Brief
Return every line below as is, leaving out the pictures.

(Stored dataset items)
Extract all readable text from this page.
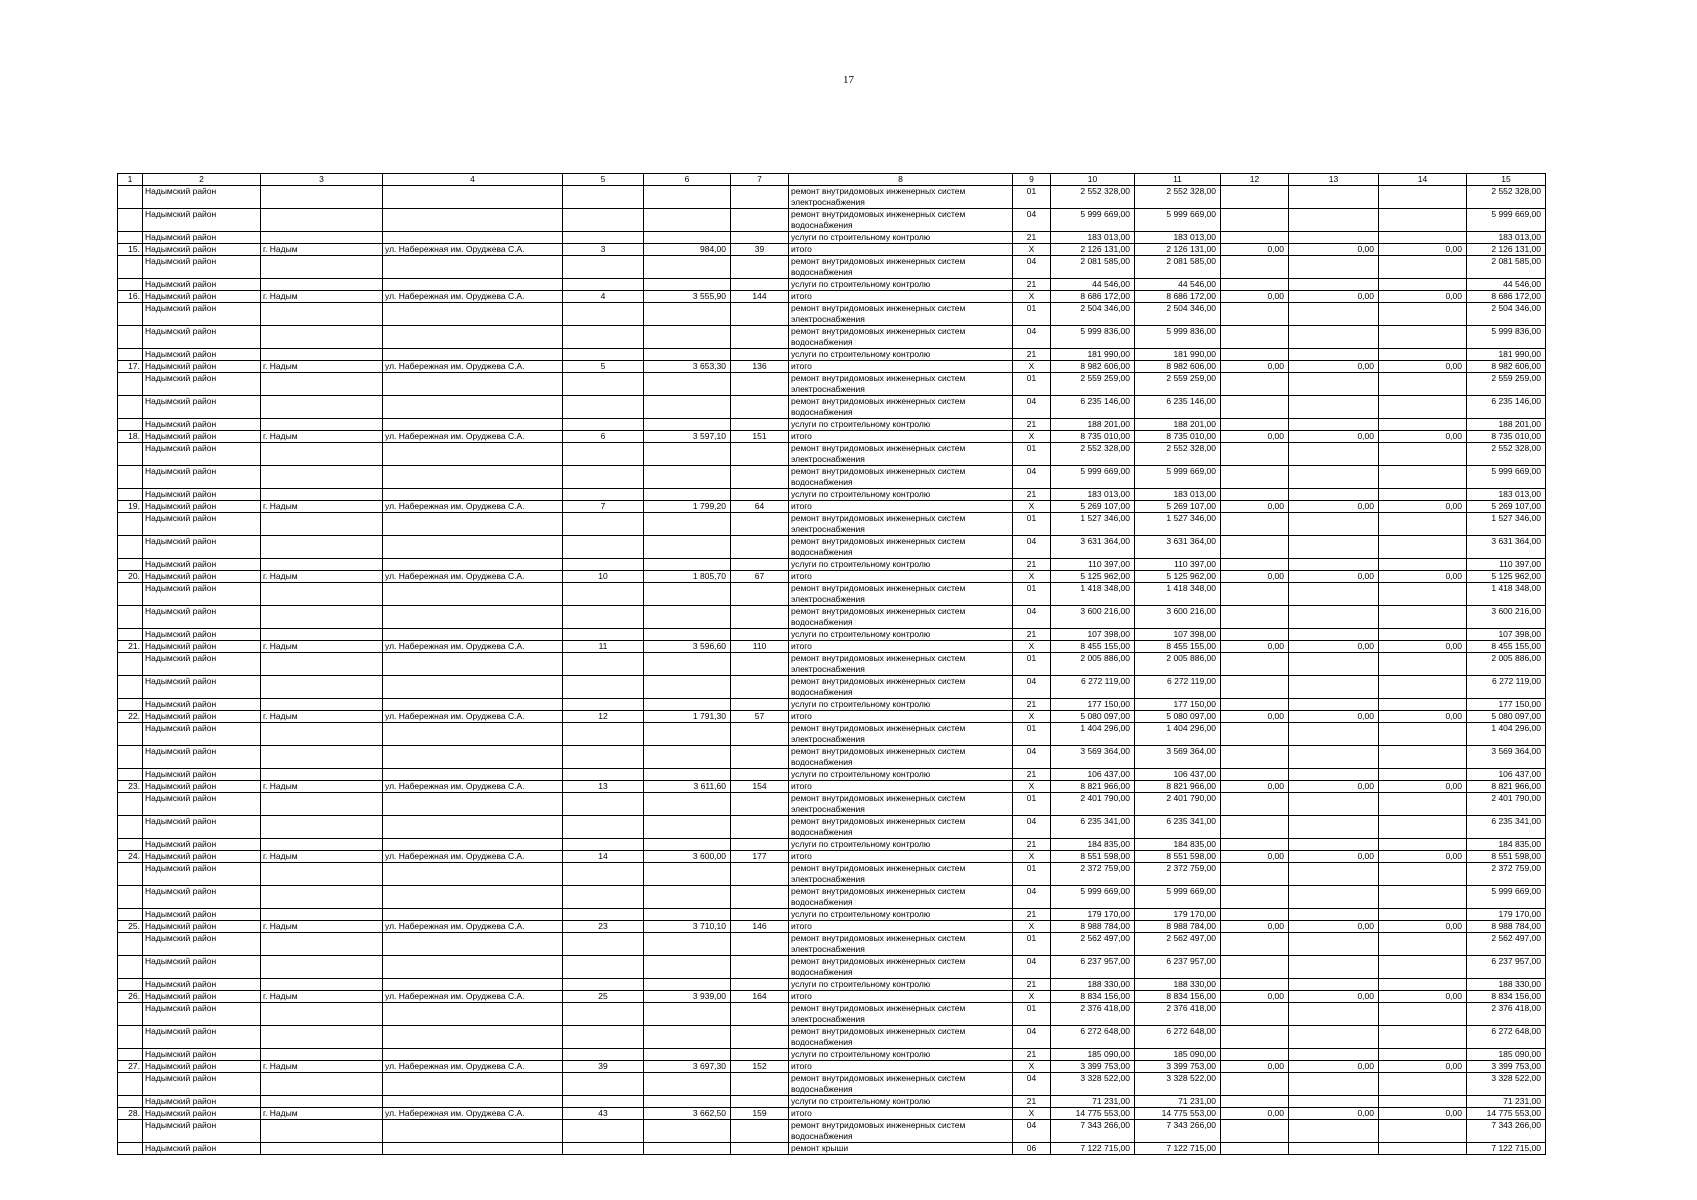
17
1	2	3	4	5	6	7	8	9	10	11	12	13	14	15
	Надымский район						ремонт внутридомовых инженерных систем электроснабжения	01	2 552 328,00	2 552 328,00				2 552 328,00
	Надымский район						ремонт внутридомовых инженерных систем водоснабжения	04	5 999 669,00	5 999 669,00				5 999 669,00
	Надымский район						услуги по строительному контролю	21	183 013,00	183 013,00				183 013,00
15.	Надымский район	г. Надым	ул. Набережная им. Оруджева С.А.	3	984,00	39	итого	Х	2 126 131,00	2 126 131,00	0,00	0,00	0,00	2 126 131,00
	Надымский район						ремонт внутридомовых инженерных систем водоснабжения	04	2 081 585,00	2 081 585,00				2 081 585,00
	Надымский район						услуги по строительному контролю	21	44 546,00	44 546,00				44 546,00
16.	Надымский район	г. Надым	ул. Набережная им. Оруджева С.А.	4	3 555,90	144	итого	Х	8 686 172,00	8 686 172,00	0,00	0,00	0,00	8 686 172,00
	Надымский район						ремонт внутридомовых инженерных систем электроснабжения	01	2 504 346,00	2 504 346,00				2 504 346,00
	Надымский район						ремонт внутридомовых инженерных систем водоснабжения	04	5 999 836,00	5 999 836,00				5 999 836,00
	Надымский район						услуги по строительному контролю	21	181 990,00	181 990,00				181 990,00
17.	Надымский район	г. Надым	ул. Набережная им. Оруджева С.А.	5	3 653,30	136	итого	Х	8 982 606,00	8 982 606,00	0,00	0,00	0,00	8 982 606,00
	Надымский район						ремонт внутридомовых инженерных систем электроснабжения	01	2 559 259,00	2 559 259,00				2 559 259,00
	Надымский район						ремонт внутридомовых инженерных систем водоснабжения	04	6 235 146,00	6 235 146,00				6 235 146,00
	Надымский район						услуги по строительному контролю	21	188 201,00	188 201,00				188 201,00
18.	Надымский район	г. Надым	ул. Набережная им. Оруджева С.А.	6	3 597,10	151	итого	Х	8 735 010,00	8 735 010,00	0,00	0,00	0,00	8 735 010,00
	Надымский район						ремонт внутридомовых инженерных систем электроснабжения	01	2 552 328,00	2 552 328,00				2 552 328,00
	Надымский район						ремонт внутридомовых инженерных систем водоснабжения	04	5 999 669,00	5 999 669,00				5 999 669,00
	Надымский район						услуги по строительному контролю	21	183 013,00	183 013,00				183 013,00
19.	Надымский район	г. Надым	ул. Набережная им. Оруджева С.А.	7	1 799,20	64	итого	Х	5 269 107,00	5 269 107,00	0,00	0,00	0,00	5 269 107,00
	Надымский район						ремонт внутридомовых инженерных систем электроснабжения	01	1 527 346,00	1 527 346,00				1 527 346,00
	Надымский район						ремонт внутридомовых инженерных систем водоснабжения	04	3 631 364,00	3 631 364,00				3 631 364,00
	Надымский район						услуги по строительному контролю	21	110 397,00	110 397,00				110 397,00
20.	Надымский район	г. Надым	ул. Набережная им. Оруджева С.А.	10	1 805,70	67	итого	Х	5 125 962,00	5 125 962,00	0,00	0,00	0,00	5 125 962,00
	Надымский район						ремонт внутридомовых инженерных систем электроснабжения	01	1 418 348,00	1 418 348,00				1 418 348,00
	Надымский район						ремонт внутридомовых инженерных систем водоснабжения	04	3 600 216,00	3 600 216,00				3 600 216,00
	Надымский район						услуги по строительному контролю	21	107 398,00	107 398,00				107 398,00
21.	Надымский район	г. Надым	ул. Набережная им. Оруджева С.А.	11	3 596,60	110	итого	Х	8 455 155,00	8 455 155,00	0,00	0,00	0,00	8 455 155,00
	Надымский район						ремонт внутридомовых инженерных систем электроснабжения	01	2 005 886,00	2 005 886,00				2 005 886,00
	Надымский район						ремонт внутридомовых инженерных систем водоснабжения	04	6 272 119,00	6 272 119,00				6 272 119,00
	Надымский район						услуги по строительному контролю	21	177 150,00	177 150,00				177 150,00
22.	Надымский район	г. Надым	ул. Набережная им. Оруджева С.А.	12	1 791,30	57	итого	Х	5 080 097,00	5 080 097,00	0,00	0,00	0,00	5 080 097,00
	Надымский район						ремонт внутридомовых инженерных систем электроснабжения	01	1 404 296,00	1 404 296,00				1 404 296,00
	Надымский район						ремонт внутридомовых инженерных систем водоснабжения	04	3 569 364,00	3 569 364,00				3 569 364,00
	Надымский район						услуги по строительному контролю	21	106 437,00	106 437,00				106 437,00
23.	Надымский район	г. Надым	ул. Набережная им. Оруджева С.А.	13	3 611,60	154	итого	Х	8 821 966,00	8 821 966,00	0,00	0,00	0,00	8 821 966,00
	Надымский район						ремонт внутридомовых инженерных систем электроснабжения	01	2 401 790,00	2 401 790,00				2 401 790,00
	Надымский район						ремонт внутридомовых инженерных систем водоснабжения	04	6 235 341,00	6 235 341,00				6 235 341,00
	Надымский район						услуги по строительному контролю	21	184 835,00	184 835,00				184 835,00
24.	Надымский район	г. Надым	ул. Набережная им. Оруджева С.А.	14	3 600,00	177	итого	Х	8 551 598,00	8 551 598,00	0,00	0,00	0,00	8 551 598,00
	Надымский район						ремонт внутридомовых инженерных систем электроснабжения	01	2 372 759,00	2 372 759,00				2 372 759,00
	Надымский район						ремонт внутридомовых инженерных систем водоснабжения	04	5 999 669,00	5 999 669,00				5 999 669,00
	Надымский район						услуги по строительному контролю	21	179 170,00	179 170,00				179 170,00
25.	Надымский район	г. Надым	ул. Набережная им. Оруджева С.А.	23	3 710,10	146	итого	Х	8 988 784,00	8 988 784,00	0,00	0,00	0,00	8 988 784,00
	Надымский район						ремонт внутридомовых инженерных систем электроснабжения	01	2 562 497,00	2 562 497,00				2 562 497,00
	Надымский район						ремонт внутридомовых инженерных систем водоснабжения	04	6 237 957,00	6 237 957,00				6 237 957,00
	Надымский район						услуги по строительному контролю	21	188 330,00	188 330,00				188 330,00
26.	Надымский район	г. Надым	ул. Набережная им. Оруджева С.А.	25	3 939,00	164	итого	Х	8 834 156,00	8 834 156,00	0,00	0,00	0,00	8 834 156,00
	Надымский район						ремонт внутридомовых инженерных систем электроснабжения	01	2 376 418,00	2 376 418,00				2 376 418,00
	Надымский район						ремонт внутридомовых инженерных систем водоснабжения	04	6 272 648,00	6 272 648,00				6 272 648,00
	Надымский район						услуги по строительному контролю	21	185 090,00	185 090,00				185 090,00
27.	Надымский район	г. Надым	ул. Набережная им. Оруджева С.А.	39	3 697,30	152	итого	Х	3 399 753,00	3 399 753,00	0,00	0,00	0,00	3 399 753,00
	Надымский район						ремонт внутридомовых инженерных систем водоснабжения	04	3 328 522,00	3 328 522,00				3 328 522,00
	Надымский район						услуги по строительному контролю	21	71 231,00	71 231,00				71 231,00
28.	Надымский район	г. Надым	ул. Набережная им. Оруджева С.А.	43	3 662,50	159	итого	Х	14 775 553,00	14 775 553,00	0,00	0,00	0,00	14 775 553,00
	Надымский район						ремонт внутридомовых инженерных систем водоснабжения	04	7 343 266,00	7 343 266,00				7 343 266,00
	Надымский район						ремонт крыши	06	7 122 715,00	7 122 715,00				7 122 715,00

Final answer
Extract all readable text from this page.
17
1	2	3	4	5	6	7	8	9	10	11	12	13	14	15
	Надымский район						ремонт внутридомовых инженерных систем электроснабжения	01	2 552 328,00	2 552 328,00				2 552 328,00
	Надымский район						ремонт внутридомовых инженерных систем водоснабжения	04	5 999 669,00	5 999 669,00				5 999 669,00
	Надымский район						услуги по строительному контролю	21	183 013,00	183 013,00				183 013,00
15.	Надымский район	г. Надым	ул. Набережная им. Оруджева С.А.	3	984,00	39	итого	Х	2 126 131,00	2 126 131,00	0,00	0,00	0,00	2 126 131,00
	Надымский район						ремонт внутридомовых инженерных систем водоснабжения	04	2 081 585,00	2 081 585,00				2 081 585,00
	Надымский район						услуги по строительному контролю	21	44 546,00	44 546,00				44 546,00
16.	Надымский район	г. Надым	ул. Набережная им. Оруджева С.А.	4	3 555,90	144	итого	Х	8 686 172,00	8 686 172,00	0,00	0,00	0,00	8 686 172,00
	Надымский район						ремонт внутридомовых инженерных систем электроснабжения	01	2 504 346,00	2 504 346,00				2 504 346,00
	Надымский район						ремонт внутридомовых инженерных систем водоснабжения	04	5 999 836,00	5 999 836,00				5 999 836,00
	Надымский район						услуги по строительному контролю	21	181 990,00	181 990,00				181 990,00
17.	Надымский район	г. Надым	ул. Набережная им. Оруджева С.А.	5	3 653,30	136	итого	Х	8 982 606,00	8 982 606,00	0,00	0,00	0,00	8 982 606,00
	Надымский район						ремонт внутридомовых инженерных систем электроснабжения	01	2 559 259,00	2 559 259,00				2 559 259,00
	Надымский район						ремонт внутридомовых инженерных систем водоснабжения	04	6 235 146,00	6 235 146,00				6 235 146,00
	Надымский район						услуги по строительному контролю	21	188 201,00	188 201,00				188 201,00
18.	Надымский район	г. Надым	ул. Набережная им. Оруджева С.А.	6	3 597,10	151	итого	Х	8 735 010,00	8 735 010,00	0,00	0,00	0,00	8 735 010,00
	Надымский район						ремонт внутридомовых инженерных систем электроснабжения	01	2 552 328,00	2 552 328,00				2 552 328,00
	Надымский район						ремонт внутридомовых инженерных систем водоснабжения	04	5 999 669,00	5 999 669,00				5 999 669,00
	Надымский район						услуги по строительному контролю	21	183 013,00	183 013,00				183 013,00
19.	Надымский район	г. Надым	ул. Набережная им. Оруджева С.А.	7	1 799,20	64	итого	Х	5 269 107,00	5 269 107,00	0,00	0,00	0,00	5 269 107,00
	Надымский район						ремонт внутридомовых инженерных систем электроснабжения	01	1 527 346,00	1 527 346,00				1 527 346,00
	Надымский район						ремонт внутридомовых инженерных систем водоснабжения	04	3 631 364,00	3 631 364,00				3 631 364,00
	Надымский район						услуги по строительному контролю	21	110 397,00	110 397,00				110 397,00
20.	Надымский район	г. Надым	ул. Набережная им. Оруджева С.А.	10	1 805,70	67	итого	Х	5 125 962,00	5 125 962,00	0,00	0,00	0,00	5 125 962,00
	Надымский район						ремонт внутридомовых инженерных систем электроснабжения	01	1 418 348,00	1 418 348,00				1 418 348,00
	Надымский район						ремонт внутридомовых инженерных систем водоснабжения	04	3 600 216,00	3 600 216,00				3 600 216,00
	Надымский район						услуги по строительному контролю	21	107 398,00	107 398,00				107 398,00
21.	Надымский район	г. Надым	ул. Набережная им. Оруджева С.А.	11	3 596,60	110	итого	Х	8 455 155,00	8 455 155,00	0,00	0,00	0,00	8 455 155,00
	Надымский район						ремонт внутридомовых инженерных систем электроснабжения	01	2 005 886,00	2 005 886,00				2 005 886,00
	Надымский район						ремонт внутридомовых инженерных систем водоснабжения	04	6 272 119,00	6 272 119,00				6 272 119,00
	Надымский район						услуги по строительному контролю	21	177 150,00	177 150,00				177 150,00
22.	Надымский район	г. Надым	ул. Набережная им. Оруджева С.А.	12	1 791,30	57	итого	Х	5 080 097,00	5 080 097,00	0,00	0,00	0,00	5 080 097,00
	Надымский район						ремонт внутридомовых инженерных систем электроснабжения	01	1 404 296,00	1 404 296,00				1 404 296,00
	Надымский район						ремонт внутридомовых инженерных систем водоснабжения	04	3 569 364,00	3 569 364,00				3 569 364,00
	Надымский район						услуги по строительному контролю	21	106 437,00	106 437,00				106 437,00
23.	Надымский район	г. Надым	ул. Набережная им. Оруджева С.А.	13	3 611,60	154	итого	Х	8 821 966,00	8 821 966,00	0,00	0,00	0,00	8 821 966,00
	Надымский район						ремонт внутридомовых инженерных систем электроснабжения	01	2 401 790,00	2 401 790,00				2 401 790,00
	Надымский район						ремонт внутридомовых инженерных систем водоснабжения	04	6 235 341,00	6 235 341,00				6 235 341,00
	Надымский район						услуги по строительному контролю	21	184 835,00	184 835,00				184 835,00
24.	Надымский район	г. Надым	ул. Набережная им. Оруджева С.А.	14	3 600,00	177	итого	Х	8 551 598,00	8 551 598,00	0,00	0,00	0,00	8 551 598,00
	Надымский район						ремонт внутридомовых инженерных систем электроснабжения	01	2 372 759,00	2 372 759,00				2 372 759,00
	Надымский район						ремонт внутридомовых инженерных систем водоснабжения	04	5 999 669,00	5 999 669,00				5 999 669,00
	Надымский район						услуги по строительному контролю	21	179 170,00	179 170,00				179 170,00
25.	Надымский район	г. Надым	ул. Набережная им. Оруджева С.А.	23	3 710,10	146	итого	Х	8 988 784,00	8 988 784,00	0,00	0,00	0,00	8 988 784,00
	Надымский район						ремонт внутридомовых инженерных систем электроснабжения	01	2 562 497,00	2 562 497,00				2 562 497,00
	Надымский район						ремонт внутридомовых инженерных систем водоснабжения	04	6 237 957,00	6 237 957,00				6 237 957,00
	Надымский район						услуги по строительному контролю	21	188 330,00	188 330,00				188 330,00
26.	Надымский район	г. Надым	ул. Набережная им. Оруджева С.А.	25	3 939,00	164	итого	Х	8 834 156,00	8 834 156,00	0,00	0,00	0,00	8 834 156,00
	Надымский район						ремонт внутридомовых инженерных систем электроснабжения	01	2 376 418,00	2 376 418,00				2 376 418,00
	Надымский район						ремонт внутридомовых инженерных систем водоснабжения	04	6 272 648,00	6 272 648,00				6 272 648,00
	Надымский район						услуги по строительному контролю	21	185 090,00	185 090,00				185 090,00
27.	Надымский район	г. Надым	ул. Набережная им. Оруджева С.А.	39	3 697,30	152	итого	Х	3 399 753,00	3 399 753,00	0,00	0,00	0,00	3 399 753,00
	Надымский район						ремонт внутридомовых инженерных систем водоснабжения	04	3 328 522,00	3 328 522,00				3 328 522,00
	Надымский район						услуги по строительному контролю	21	71 231,00	71 231,00				71 231,00
28.	Надымский район	г. Надым	ул. Набережная им. Оруджева С.А.	43	3 662,50	159	итого	Х	14 775 553,00	14 775 553,00	0,00	0,00	0,00	14 775 553,00
	Надымский район						ремонт внутридомовых инженерных систем водоснабжения	04	7 343 266,00	7 343 266,00				7 343 266,00
	Надымский район						ремонт крыши	06	7 122 715,00	7 122 715,00				7 122 715,00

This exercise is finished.